───── SUPPLIED RECORDS

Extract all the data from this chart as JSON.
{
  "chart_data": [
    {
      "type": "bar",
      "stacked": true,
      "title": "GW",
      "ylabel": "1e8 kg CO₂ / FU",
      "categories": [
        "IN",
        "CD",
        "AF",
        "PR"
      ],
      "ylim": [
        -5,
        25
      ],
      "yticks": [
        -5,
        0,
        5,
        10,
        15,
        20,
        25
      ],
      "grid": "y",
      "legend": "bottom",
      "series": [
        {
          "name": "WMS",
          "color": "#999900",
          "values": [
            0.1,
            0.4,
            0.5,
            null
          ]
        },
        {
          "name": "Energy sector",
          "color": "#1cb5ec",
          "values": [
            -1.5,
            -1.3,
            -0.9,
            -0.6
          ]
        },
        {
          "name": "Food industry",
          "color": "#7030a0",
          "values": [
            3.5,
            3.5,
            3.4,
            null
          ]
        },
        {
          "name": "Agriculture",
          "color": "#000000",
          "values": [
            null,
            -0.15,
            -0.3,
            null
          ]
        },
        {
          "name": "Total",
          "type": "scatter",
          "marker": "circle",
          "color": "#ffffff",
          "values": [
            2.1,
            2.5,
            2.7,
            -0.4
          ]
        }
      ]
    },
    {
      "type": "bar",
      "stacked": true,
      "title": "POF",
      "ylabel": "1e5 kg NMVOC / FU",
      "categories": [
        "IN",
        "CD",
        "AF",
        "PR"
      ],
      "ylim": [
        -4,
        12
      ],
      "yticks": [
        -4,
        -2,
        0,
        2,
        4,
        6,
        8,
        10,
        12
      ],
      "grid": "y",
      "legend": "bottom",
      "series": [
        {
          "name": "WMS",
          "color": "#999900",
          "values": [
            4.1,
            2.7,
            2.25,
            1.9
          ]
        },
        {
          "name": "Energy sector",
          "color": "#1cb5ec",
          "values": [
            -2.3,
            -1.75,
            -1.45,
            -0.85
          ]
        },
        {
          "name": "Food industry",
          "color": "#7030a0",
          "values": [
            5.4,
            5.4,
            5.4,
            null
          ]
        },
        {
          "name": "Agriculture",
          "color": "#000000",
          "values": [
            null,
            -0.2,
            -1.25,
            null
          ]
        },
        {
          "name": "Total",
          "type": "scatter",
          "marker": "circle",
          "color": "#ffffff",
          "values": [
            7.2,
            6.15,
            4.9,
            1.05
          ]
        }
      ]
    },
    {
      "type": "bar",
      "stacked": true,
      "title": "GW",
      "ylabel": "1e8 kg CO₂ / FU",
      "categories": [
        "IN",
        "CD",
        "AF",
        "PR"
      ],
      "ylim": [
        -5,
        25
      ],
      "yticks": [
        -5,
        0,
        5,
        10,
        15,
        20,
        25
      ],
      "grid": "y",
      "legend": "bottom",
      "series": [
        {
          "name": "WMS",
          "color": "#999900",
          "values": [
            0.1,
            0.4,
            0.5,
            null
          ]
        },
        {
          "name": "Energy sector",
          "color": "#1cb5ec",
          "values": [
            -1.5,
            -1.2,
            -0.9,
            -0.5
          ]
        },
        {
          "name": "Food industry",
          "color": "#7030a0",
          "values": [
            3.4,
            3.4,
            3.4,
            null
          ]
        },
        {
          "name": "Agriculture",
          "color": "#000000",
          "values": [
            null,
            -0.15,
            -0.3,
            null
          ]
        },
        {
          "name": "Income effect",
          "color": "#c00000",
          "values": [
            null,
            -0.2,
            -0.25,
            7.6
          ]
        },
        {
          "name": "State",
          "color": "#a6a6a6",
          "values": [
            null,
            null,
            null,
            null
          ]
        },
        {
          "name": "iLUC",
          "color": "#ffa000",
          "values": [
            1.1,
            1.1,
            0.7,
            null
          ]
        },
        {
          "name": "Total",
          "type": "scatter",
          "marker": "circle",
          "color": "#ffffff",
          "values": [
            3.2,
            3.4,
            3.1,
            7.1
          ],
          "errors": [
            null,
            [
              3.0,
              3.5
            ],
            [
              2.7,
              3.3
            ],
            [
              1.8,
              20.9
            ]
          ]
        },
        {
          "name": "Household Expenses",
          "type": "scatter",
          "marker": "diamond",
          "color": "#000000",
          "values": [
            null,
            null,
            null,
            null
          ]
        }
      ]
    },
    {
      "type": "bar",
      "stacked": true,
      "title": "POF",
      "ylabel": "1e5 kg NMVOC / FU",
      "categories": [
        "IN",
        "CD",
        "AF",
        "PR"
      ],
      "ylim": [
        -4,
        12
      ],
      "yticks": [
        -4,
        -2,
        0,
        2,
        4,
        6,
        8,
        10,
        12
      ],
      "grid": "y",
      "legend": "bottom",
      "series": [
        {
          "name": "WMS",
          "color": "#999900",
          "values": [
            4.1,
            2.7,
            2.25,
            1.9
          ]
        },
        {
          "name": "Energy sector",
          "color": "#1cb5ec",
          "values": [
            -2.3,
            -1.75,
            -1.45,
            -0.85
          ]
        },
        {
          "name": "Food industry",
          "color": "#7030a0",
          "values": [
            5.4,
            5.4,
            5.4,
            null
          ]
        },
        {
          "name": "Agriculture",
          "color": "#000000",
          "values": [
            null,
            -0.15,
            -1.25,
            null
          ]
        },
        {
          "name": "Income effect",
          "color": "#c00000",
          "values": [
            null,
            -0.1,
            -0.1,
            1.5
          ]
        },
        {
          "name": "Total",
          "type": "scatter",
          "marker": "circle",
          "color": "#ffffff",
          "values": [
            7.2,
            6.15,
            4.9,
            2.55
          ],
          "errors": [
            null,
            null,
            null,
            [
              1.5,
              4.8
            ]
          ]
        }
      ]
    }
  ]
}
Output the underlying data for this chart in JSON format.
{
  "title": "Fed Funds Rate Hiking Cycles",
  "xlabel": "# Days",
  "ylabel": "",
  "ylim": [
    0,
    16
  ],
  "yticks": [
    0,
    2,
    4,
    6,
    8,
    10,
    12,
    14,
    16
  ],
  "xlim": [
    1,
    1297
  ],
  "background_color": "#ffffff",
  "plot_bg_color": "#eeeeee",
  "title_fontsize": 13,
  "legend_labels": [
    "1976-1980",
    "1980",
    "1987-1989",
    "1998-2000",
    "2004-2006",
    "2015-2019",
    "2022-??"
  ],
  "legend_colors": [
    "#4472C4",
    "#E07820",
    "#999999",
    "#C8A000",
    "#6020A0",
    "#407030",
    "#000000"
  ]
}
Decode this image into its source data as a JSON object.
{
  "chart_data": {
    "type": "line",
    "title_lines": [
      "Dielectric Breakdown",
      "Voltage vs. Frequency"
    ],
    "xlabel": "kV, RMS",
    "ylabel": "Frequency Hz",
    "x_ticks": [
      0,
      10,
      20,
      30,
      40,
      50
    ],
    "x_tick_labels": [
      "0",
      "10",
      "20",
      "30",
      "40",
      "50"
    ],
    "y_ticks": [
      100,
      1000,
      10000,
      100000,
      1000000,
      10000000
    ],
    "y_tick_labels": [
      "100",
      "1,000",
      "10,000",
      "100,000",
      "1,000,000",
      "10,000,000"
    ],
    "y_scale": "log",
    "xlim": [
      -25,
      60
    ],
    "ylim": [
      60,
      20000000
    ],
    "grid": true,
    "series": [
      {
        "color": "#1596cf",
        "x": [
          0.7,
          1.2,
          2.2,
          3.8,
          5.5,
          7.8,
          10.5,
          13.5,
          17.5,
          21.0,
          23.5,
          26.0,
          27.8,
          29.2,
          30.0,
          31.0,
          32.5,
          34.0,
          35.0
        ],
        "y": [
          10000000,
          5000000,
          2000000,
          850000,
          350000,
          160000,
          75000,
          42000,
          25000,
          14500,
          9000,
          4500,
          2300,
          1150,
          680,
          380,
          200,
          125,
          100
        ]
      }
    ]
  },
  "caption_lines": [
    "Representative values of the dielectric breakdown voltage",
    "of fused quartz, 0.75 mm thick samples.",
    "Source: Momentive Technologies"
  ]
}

──────────

EXERCISE =
Identify each line containing the string "this" and copy it out.

ANSWER TO THE PROBLEM =
Extract all the data from this chart as JSON.
Output the underlying data for this chart in JSON format.
Decode this image into its source data as a JSON object.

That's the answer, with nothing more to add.